**Request**
Using the data below, repeat all of it precisely.

**Records for processing**

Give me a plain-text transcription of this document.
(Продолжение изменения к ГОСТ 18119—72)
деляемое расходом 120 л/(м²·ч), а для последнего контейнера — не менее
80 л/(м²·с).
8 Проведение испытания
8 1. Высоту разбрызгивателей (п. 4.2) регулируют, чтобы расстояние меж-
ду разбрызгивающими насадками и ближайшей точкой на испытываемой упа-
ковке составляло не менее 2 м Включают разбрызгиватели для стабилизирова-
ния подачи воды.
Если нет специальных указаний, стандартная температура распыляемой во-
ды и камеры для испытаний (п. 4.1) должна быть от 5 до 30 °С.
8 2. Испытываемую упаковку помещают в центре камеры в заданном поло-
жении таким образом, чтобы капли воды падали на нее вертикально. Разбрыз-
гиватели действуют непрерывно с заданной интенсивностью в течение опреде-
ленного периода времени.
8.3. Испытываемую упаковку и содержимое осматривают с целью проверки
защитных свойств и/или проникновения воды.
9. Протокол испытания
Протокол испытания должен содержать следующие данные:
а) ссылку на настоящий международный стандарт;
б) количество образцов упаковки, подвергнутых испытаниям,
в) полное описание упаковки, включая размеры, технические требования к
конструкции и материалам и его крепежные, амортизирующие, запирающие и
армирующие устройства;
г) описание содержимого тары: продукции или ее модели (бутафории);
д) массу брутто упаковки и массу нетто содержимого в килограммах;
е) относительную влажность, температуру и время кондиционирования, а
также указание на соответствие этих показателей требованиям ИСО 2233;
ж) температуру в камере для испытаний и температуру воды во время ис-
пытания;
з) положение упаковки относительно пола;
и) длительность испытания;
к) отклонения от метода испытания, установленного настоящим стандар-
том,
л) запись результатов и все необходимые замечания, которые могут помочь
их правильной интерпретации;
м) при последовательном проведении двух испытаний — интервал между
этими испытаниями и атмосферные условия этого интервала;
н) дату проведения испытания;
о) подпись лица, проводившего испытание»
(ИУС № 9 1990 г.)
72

**Exercise result**
Give me a plain-text transcription of this document.
(Продолжение изменения к ГОСТ 18119—72)
деляемое расходом 120 л/(м²·ч), а для последнего контейнера — не менее
80 л/(м²·с).
8 Проведение испытания
8 1. Высоту разбрызгивателей (п. 4.2) регулируют, чтобы расстояние меж-
ду разбрызгивающими насадками и ближайшей точкой на испытываемой упа-
ковке составляло не менее 2 м Включают разбрызгиватели для стабилизирова-
ния подачи воды.
Если нет специальных указаний, стандартная температура распыляемой во-
ды и камеры для испытаний (п. 4.1) должна быть от 5 до 30 °С.
8 2. Испытываемую упаковку помещают в центре камеры в заданном поло-
жении таким образом, чтобы капли воды падали на нее вертикально. Разбрыз-
гиватели действуют непрерывно с заданной интенсивностью в течение опреде-
ленного периода времени.
8.3. Испытываемую упаковку и содержимое осматривают с целью проверки
защитных свойств и/или проникновения воды.
9. Протокол испытания
Протокол испытания должен содержать следующие данные:
а) ссылку на настоящий международный стандарт;
б) количество образцов упаковки, подвергнутых испытаниям,
в) полное описание упаковки, включая размеры, технические требования к
конструкции и материалам и его крепежные, амортизирующие, запирающие и
армирующие устройства;
г) описание содержимого тары: продукции или ее модели (бутафории);
д) массу брутто упаковки и массу нетто содержимого в килограммах;
е) относительную влажность, температуру и время кондиционирования, а
также указание на соответствие этих показателей требованиям ИСО 2233;
ж) температуру в камере для испытаний и температуру воды во время ис-
пытания;
з) положение упаковки относительно пола;
и) длительность испытания;
к) отклонения от метода испытания, установленного настоящим стандар-
том,
л) запись результатов и все необходимые замечания, которые могут помочь
их правильной интерпретации;
м) при последовательном проведении двух испытаний — интервал между
этими испытаниями и атмосферные условия этого интервала;
н) дату проведения испытания;
о) подпись лица, проводившего испытание»
(ИУС № 9 1990 г.)
72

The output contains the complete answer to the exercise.